**Dataset extract**.
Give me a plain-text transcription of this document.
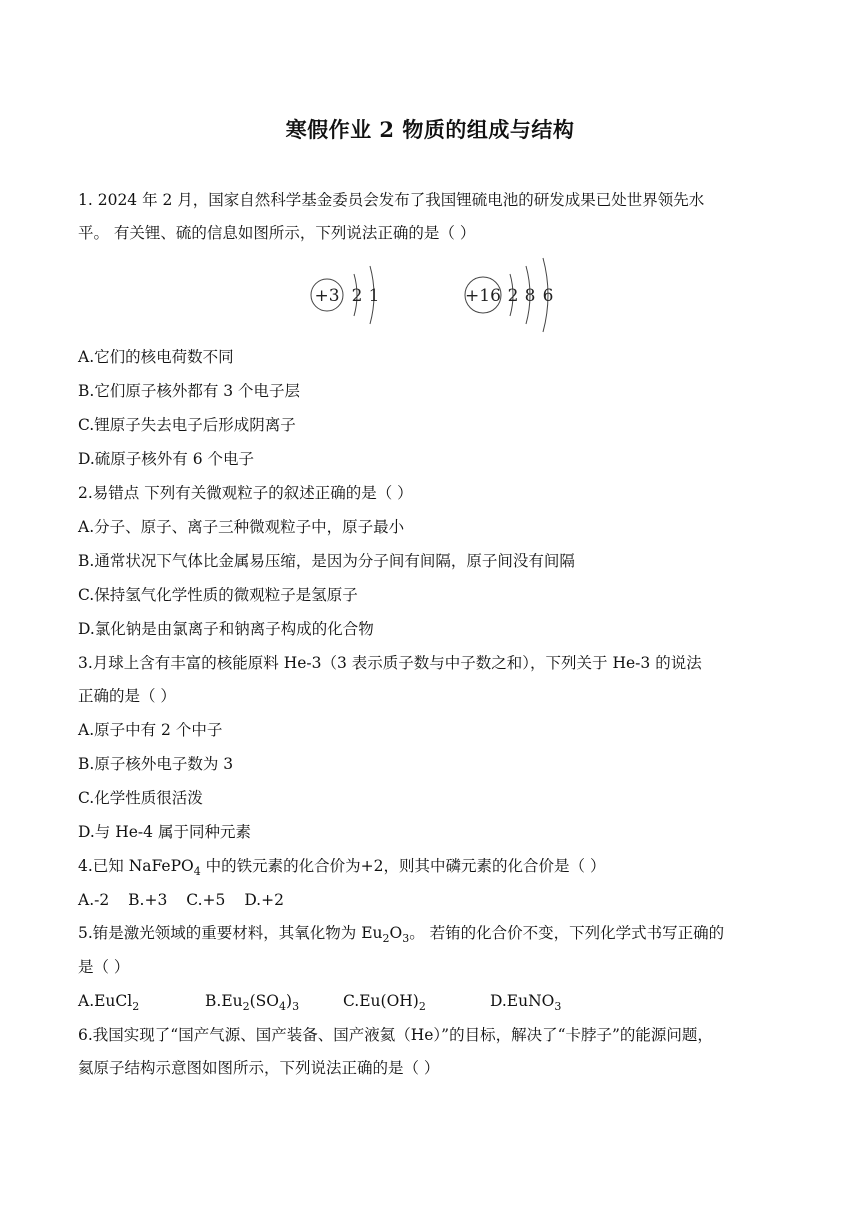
寒假作业 2 物质的组成与结构
1. 2024 年 2 月，国家自然科学基金委员会发布了我国锂硫电池的研发成果已处世界领先水
平。 有关锂、硫的信息如图所示，下列说法正确的是（ ）
+3 2 1	+16 2 8 6
A.它们的核电荷数不同
B.它们原子核外都有 3 个电子层
C.锂原子失去电子后形成阴离子
D.硫原子核外有 6 个电子
2.易错点 下列有关微观粒子的叙述正确的是（ ）
A.分子、原子、离子三种微观粒子中，原子最小
B.通常状况下气体比金属易压缩，是因为分子间有间隔，原子间没有间隔
C.保持氢气化学性质的微观粒子是氢原子
D.氯化钠是由氯离子和钠离子构成的化合物
3.月球上含有丰富的核能原料 He-3（3 表示质子数与中子数之和），下列关于 He-3 的说法
正确的是（ ）
A.原子中有 2 个中子
B.原子核外电子数为 3
C.化学性质很活泼
D.与 He-4 属于同种元素
4.已知 NaFePO$_4$ 中的铁元素的化合价为+2，则其中磷元素的化合价是（ ）
A.-2 B.+3 C.+5 D.+2
5.铕是激光领域的重要材料，其氧化物为 $Eu_2O_3$。 若铕的化合价不变，下列化学式书写正确的
是（ ）
A.EuCl$_2$	$B.Eu_2(SO_4)_3$	$C.Eu(OH)_2$	D.EuNO$_3$
6.我国实现了“国产气源、国产装备、国产液氦（He）”的目标，解决了“卡脖子”的能源问题，
氦原子结构示意图如图所示，下列说法正确的是（ ）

**Exercise instructions**. Show the lines of the records that include the string "下列说法正确的是".

**Exercise result**.
平。 有关锂、硫的信息如图所示，下列说法正确的是（ ）
氦原子结构示意图如图所示，下列说法正确的是（ ）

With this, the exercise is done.